Problem to work on -
Omit every picture and output the rest of the records exactly as they are.

Extracted records -
■ ■ ■ ■ ■ ■ ■

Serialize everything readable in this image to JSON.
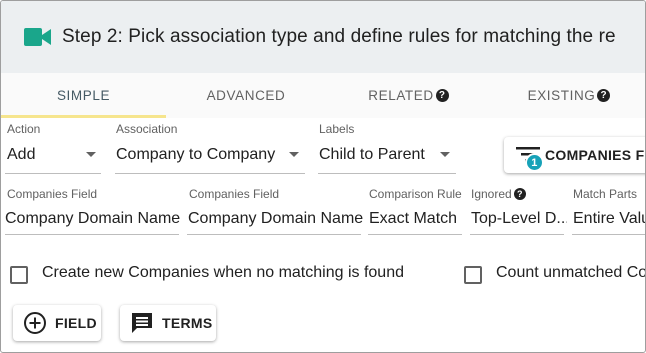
{
  "header": {
    "title": "Step 2: Pick association type and define rules for matching the re",
    "icon": "video-camera-icon",
    "accent_color": "#1aa68b"
  },
  "tabs": [
    {
      "label": "SIMPLE",
      "active": true
    },
    {
      "label": "ADVANCED",
      "active": false
    },
    {
      "label": "RELATED",
      "active": false,
      "help": "?"
    },
    {
      "label": "EXISTING",
      "active": false,
      "help": "?"
    }
  ],
  "row1": {
    "action": {
      "label": "Action",
      "value": "Add"
    },
    "association": {
      "label": "Association",
      "value": "Company to Company"
    },
    "labels": {
      "label": "Labels",
      "value": "Child to Parent"
    },
    "companies_filter_button": {
      "label": "COMPANIES FIL",
      "badge": "1"
    }
  },
  "rule": {
    "headers": {
      "source_field": "Companies Field",
      "target_field": "Companies Field",
      "comparison": "Comparison Rule",
      "ignored": "Ignored",
      "ignored_help": "?",
      "match_parts": "Match Parts"
    },
    "values": {
      "source_field": "Company Domain Name",
      "target_field": "Company Domain Name",
      "comparison": "Exact Match",
      "ignored": "Top-Level D...",
      "match_parts": "Entire Valu"
    }
  },
  "options": {
    "create_new": {
      "label": "Create new Companies when no matching is found",
      "checked": false
    },
    "count_unmatched": {
      "label": "Count unmatched Co",
      "checked": false
    }
  },
  "buttons": {
    "field": "FIELD",
    "terms": "TERMS"
  }
}
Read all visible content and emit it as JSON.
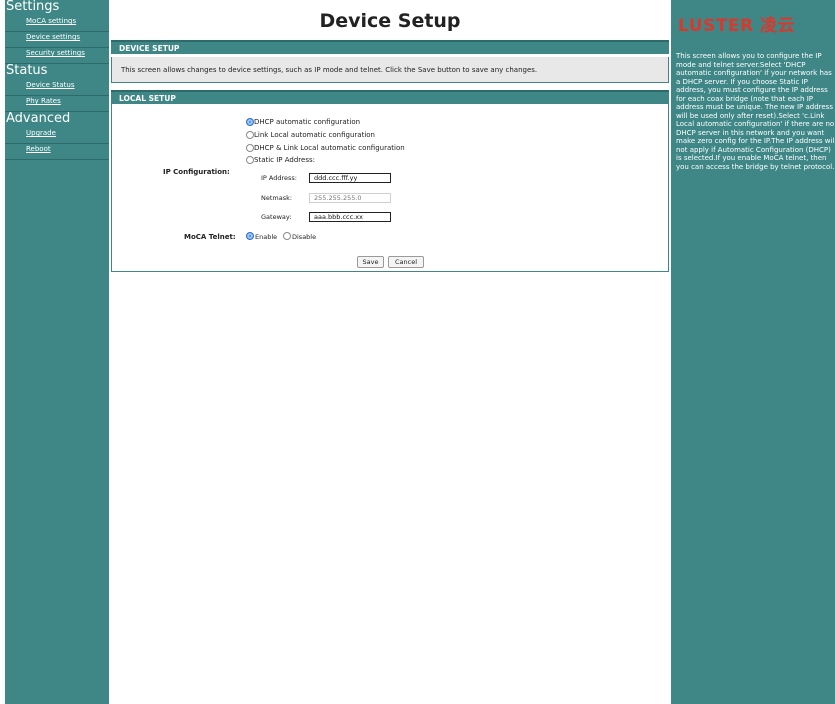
{
  "sidebar": {
    "sections": [
      {
        "title": "Settings",
        "items": [
          "MoCA settings",
          "Device settings",
          "Security settings"
        ]
      },
      {
        "title": "Status",
        "items": [
          "Device Status",
          "Phy Rates"
        ]
      },
      {
        "title": "Advanced",
        "items": [
          "Upgrade",
          "Reboot"
        ]
      }
    ]
  },
  "page": {
    "title": "Device Setup"
  },
  "device_setup": {
    "header": "DEVICE SETUP",
    "description": "This screen allows changes to device settings, such as IP mode and telnet. Click the Save button to save any changes."
  },
  "local_setup": {
    "header": "LOCAL SETUP",
    "ip_config_label": "IP Configuration:",
    "options": [
      {
        "label": "DHCP automatic configuration",
        "selected": true
      },
      {
        "label": "Link Local automatic configuration",
        "selected": false
      },
      {
        "label": "DHCP & Link Local automatic configuration",
        "selected": false
      },
      {
        "label": "Static IP Address:",
        "selected": false
      }
    ],
    "ip_address_label": "IP Address:",
    "ip_address_value": "ddd.ccc.fff.yy",
    "netmask_label": "Netmask:",
    "netmask_value": "255.255.255.0",
    "gateway_label": "Gateway:",
    "gateway_value": "aaa.bbb.ccc.xx",
    "telnet_label": "MoCA Telnet:",
    "telnet_enable": "Enable",
    "telnet_disable": "Disable",
    "telnet_selected": "Enable",
    "save_label": "Save",
    "cancel_label": "Cancel"
  },
  "right_panel": {
    "logo": "LUSTER 凌云",
    "help_text": "This screen allows you to configure the IP mode and telnet server.Select 'DHCP automatic configuration' if your network has a DHCP server. If you choose Static IP address, you must configure the IP address for each coax bridge (note that each IP address must be unique. The new IP address will be used only after reset).Select 'c.Link Local automatic configuration' if there are no DHCP server in this network and you want make zero config for the IP.The IP address will not apply if Automatic Configuration (DHCP) is selected.If you enable MoCA telnet, then you can access the bridge by telnet protocol."
  },
  "colors": {
    "teal": "#3f8787",
    "logo_red": "#d8392c"
  }
}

■ ■ ■ ■ ■ ■ ■

Right answer -
Serialize everything readable in this image to JSON.
{
  "header": {
    "title": "Step 2: Pick association type and define rules for matching the re",
    "icon": "video-camera-icon",
    "accent_color": "#1aa68b"
  },
  "tabs": [
    {
      "label": "SIMPLE",
      "active": true
    },
    {
      "label": "ADVANCED",
      "active": false
    },
    {
      "label": "RELATED",
      "active": false,
      "help": "?"
    },
    {
      "label": "EXISTING",
      "active": false,
      "help": "?"
    }
  ],
  "row1": {
    "action": {
      "label": "Action",
      "value": "Add"
    },
    "association": {
      "label": "Association",
      "value": "Company to Company"
    },
    "labels": {
      "label": "Labels",
      "value": "Child to Parent"
    },
    "companies_filter_button": {
      "label": "COMPANIES FIL",
      "badge": "1"
    }
  },
  "rule": {
    "headers": {
      "source_field": "Companies Field",
      "target_field": "Companies Field",
      "comparison": "Comparison Rule",
      "ignored": "Ignored",
      "ignored_help": "?",
      "match_parts": "Match Parts"
    },
    "values": {
      "source_field": "Company Domain Name",
      "target_field": "Company Domain Name",
      "comparison": "Exact Match",
      "ignored": "Top-Level D...",
      "match_parts": "Entire Valu"
    }
  },
  "options": {
    "create_new": {
      "label": "Create new Companies when no matching is found",
      "checked": false
    },
    "count_unmatched": {
      "label": "Count unmatched Co",
      "checked": false
    }
  },
  "buttons": {
    "field": "FIELD",
    "terms": "TERMS"
  }
}
Read all visible content and emit it as JSON.
{
  "sidebar": {
    "sections": [
      {
        "title": "Settings",
        "items": [
          "MoCA settings",
          "Device settings",
          "Security settings"
        ]
      },
      {
        "title": "Status",
        "items": [
          "Device Status",
          "Phy Rates"
        ]
      },
      {
        "title": "Advanced",
        "items": [
          "Upgrade",
          "Reboot"
        ]
      }
    ]
  },
  "page": {
    "title": "Device Setup"
  },
  "device_setup": {
    "header": "DEVICE SETUP",
    "description": "This screen allows changes to device settings, such as IP mode and telnet. Click the Save button to save any changes."
  },
  "local_setup": {
    "header": "LOCAL SETUP",
    "ip_config_label": "IP Configuration:",
    "options": [
      {
        "label": "DHCP automatic configuration",
        "selected": true
      },
      {
        "label": "Link Local automatic configuration",
        "selected": false
      },
      {
        "label": "DHCP & Link Local automatic configuration",
        "selected": false
      },
      {
        "label": "Static IP Address:",
        "selected": false
      }
    ],
    "ip_address_label": "IP Address:",
    "ip_address_value": "ddd.ccc.fff.yy",
    "netmask_label": "Netmask:",
    "netmask_value": "255.255.255.0",
    "gateway_label": "Gateway:",
    "gateway_value": "aaa.bbb.ccc.xx",
    "telnet_label": "MoCA Telnet:",
    "telnet_enable": "Enable",
    "telnet_disable": "Disable",
    "telnet_selected": "Enable",
    "save_label": "Save",
    "cancel_label": "Cancel"
  },
  "right_panel": {
    "logo": "LUSTER 凌云",
    "help_text": "This screen allows you to configure the IP mode and telnet server.Select 'DHCP automatic configuration' if your network has a DHCP server. If you choose Static IP address, you must configure the IP address for each coax bridge (note that each IP address must be unique. The new IP address will be used only after reset).Select 'c.Link Local automatic configuration' if there are no DHCP server in this network and you want make zero config for the IP.The IP address will not apply if Automatic Configuration (DHCP) is selected.If you enable MoCA telnet, then you can access the bridge by telnet protocol."
  },
  "colors": {
    "teal": "#3f8787",
    "logo_red": "#d8392c"
  }
}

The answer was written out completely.